■ DIRECTION:
For the listing below, give the number of lines in which "JSON" occurs. Add nothing.

■ RAW DATA:
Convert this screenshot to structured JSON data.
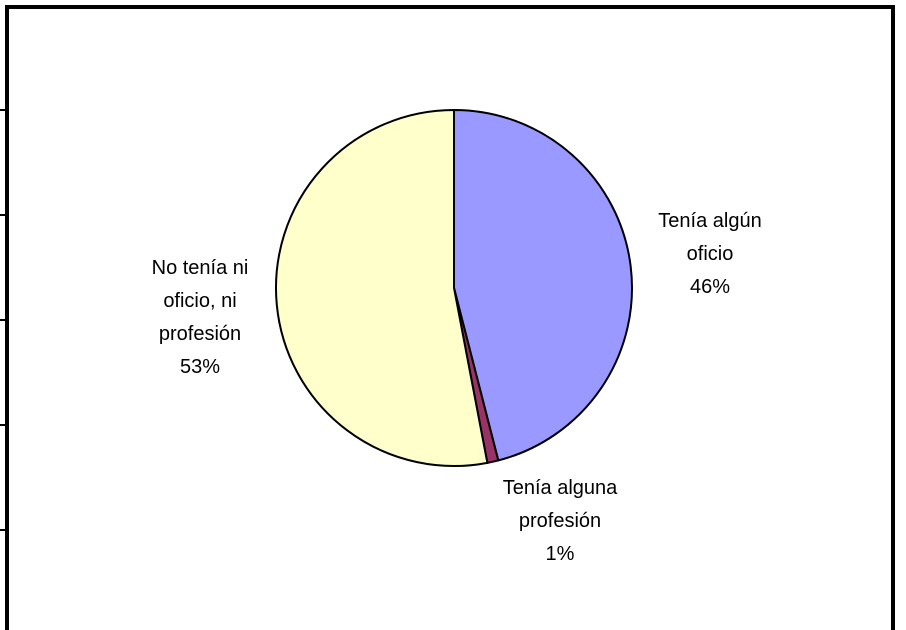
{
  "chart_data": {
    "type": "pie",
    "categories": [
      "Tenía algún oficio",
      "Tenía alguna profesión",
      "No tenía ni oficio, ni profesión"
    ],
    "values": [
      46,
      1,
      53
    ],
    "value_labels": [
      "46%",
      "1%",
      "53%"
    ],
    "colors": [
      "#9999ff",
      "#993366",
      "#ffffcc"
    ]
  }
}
* * *
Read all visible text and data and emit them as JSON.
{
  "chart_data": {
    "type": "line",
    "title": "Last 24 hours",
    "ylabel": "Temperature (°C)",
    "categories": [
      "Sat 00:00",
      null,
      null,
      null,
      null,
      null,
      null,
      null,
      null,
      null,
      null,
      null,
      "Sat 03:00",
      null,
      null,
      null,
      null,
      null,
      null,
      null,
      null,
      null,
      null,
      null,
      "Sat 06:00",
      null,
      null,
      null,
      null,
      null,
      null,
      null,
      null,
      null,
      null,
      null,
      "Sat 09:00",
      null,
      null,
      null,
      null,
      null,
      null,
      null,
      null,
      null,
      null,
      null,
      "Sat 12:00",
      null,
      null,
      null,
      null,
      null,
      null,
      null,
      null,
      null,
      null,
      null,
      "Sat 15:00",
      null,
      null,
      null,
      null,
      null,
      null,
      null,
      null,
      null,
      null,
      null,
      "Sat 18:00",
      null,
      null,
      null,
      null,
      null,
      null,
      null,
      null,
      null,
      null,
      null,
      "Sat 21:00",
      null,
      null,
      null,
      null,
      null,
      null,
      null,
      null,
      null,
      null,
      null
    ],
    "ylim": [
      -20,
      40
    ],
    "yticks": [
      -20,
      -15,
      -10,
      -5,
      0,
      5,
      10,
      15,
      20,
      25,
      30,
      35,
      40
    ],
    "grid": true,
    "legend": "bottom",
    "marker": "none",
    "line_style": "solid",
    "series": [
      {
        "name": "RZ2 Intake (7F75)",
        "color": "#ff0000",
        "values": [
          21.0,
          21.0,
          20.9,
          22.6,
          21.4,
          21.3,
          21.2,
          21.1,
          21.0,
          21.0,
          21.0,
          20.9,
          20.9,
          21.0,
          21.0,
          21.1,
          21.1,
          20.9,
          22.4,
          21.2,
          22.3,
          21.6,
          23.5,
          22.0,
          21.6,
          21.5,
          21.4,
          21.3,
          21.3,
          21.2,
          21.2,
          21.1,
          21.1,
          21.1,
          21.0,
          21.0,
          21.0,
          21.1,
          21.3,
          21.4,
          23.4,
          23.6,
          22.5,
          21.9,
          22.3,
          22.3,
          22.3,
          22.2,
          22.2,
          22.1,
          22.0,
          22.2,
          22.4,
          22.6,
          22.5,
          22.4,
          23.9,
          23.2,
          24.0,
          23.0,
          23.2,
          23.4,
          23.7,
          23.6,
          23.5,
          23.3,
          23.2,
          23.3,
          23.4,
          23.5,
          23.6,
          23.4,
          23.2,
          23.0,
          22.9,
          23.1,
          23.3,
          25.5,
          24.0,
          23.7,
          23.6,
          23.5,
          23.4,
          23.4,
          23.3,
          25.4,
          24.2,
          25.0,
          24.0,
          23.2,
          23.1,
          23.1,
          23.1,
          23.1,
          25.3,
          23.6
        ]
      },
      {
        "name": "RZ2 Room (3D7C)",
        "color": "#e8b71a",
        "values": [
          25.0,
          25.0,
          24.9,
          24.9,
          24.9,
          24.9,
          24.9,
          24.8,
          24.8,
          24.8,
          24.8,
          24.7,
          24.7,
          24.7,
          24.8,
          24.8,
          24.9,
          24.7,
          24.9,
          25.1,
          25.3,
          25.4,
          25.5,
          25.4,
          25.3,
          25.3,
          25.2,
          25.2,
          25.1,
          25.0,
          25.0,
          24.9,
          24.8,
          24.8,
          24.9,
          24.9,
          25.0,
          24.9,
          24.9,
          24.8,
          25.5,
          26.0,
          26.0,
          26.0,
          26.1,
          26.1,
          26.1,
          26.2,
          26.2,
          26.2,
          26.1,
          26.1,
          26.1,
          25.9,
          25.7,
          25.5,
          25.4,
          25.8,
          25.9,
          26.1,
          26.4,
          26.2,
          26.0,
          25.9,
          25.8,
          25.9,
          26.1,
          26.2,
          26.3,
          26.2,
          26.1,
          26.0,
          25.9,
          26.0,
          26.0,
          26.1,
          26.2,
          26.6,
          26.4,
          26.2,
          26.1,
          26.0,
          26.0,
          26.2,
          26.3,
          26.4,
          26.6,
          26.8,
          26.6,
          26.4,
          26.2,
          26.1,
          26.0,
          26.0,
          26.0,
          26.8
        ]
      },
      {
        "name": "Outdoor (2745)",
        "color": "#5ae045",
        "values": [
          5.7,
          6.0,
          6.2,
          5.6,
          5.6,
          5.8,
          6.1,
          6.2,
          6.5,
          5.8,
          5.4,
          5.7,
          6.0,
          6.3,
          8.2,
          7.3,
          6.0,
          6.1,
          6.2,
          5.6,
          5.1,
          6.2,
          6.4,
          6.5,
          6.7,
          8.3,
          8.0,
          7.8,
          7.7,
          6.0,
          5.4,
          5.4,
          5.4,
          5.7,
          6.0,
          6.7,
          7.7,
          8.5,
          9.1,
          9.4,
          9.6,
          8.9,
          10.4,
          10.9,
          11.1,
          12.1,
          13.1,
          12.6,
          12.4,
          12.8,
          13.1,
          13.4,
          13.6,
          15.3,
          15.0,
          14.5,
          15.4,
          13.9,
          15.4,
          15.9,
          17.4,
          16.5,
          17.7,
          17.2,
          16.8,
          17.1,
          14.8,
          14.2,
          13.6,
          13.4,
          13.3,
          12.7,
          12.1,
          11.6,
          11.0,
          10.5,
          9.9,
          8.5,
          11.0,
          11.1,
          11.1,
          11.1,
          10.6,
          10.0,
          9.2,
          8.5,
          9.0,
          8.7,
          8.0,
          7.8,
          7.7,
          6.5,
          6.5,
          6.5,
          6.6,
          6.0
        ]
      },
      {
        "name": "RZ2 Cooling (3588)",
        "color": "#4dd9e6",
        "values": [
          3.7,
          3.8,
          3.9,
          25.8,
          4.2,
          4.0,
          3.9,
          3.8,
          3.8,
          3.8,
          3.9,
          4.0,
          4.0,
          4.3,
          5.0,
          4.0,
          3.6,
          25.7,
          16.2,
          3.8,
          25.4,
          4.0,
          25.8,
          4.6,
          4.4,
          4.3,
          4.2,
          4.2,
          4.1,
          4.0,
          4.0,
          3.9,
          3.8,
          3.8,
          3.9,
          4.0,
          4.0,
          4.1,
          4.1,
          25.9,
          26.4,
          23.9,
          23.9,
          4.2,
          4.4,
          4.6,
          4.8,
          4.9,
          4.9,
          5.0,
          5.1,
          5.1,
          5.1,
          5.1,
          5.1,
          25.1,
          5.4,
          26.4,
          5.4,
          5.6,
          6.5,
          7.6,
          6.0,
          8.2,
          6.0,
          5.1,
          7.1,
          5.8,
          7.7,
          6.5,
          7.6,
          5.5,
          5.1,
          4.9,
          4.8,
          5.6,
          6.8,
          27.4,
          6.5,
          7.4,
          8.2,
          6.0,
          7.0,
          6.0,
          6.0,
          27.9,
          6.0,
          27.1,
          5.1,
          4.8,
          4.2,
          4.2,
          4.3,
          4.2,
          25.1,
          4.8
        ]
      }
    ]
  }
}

■ THE RESPONSE:
2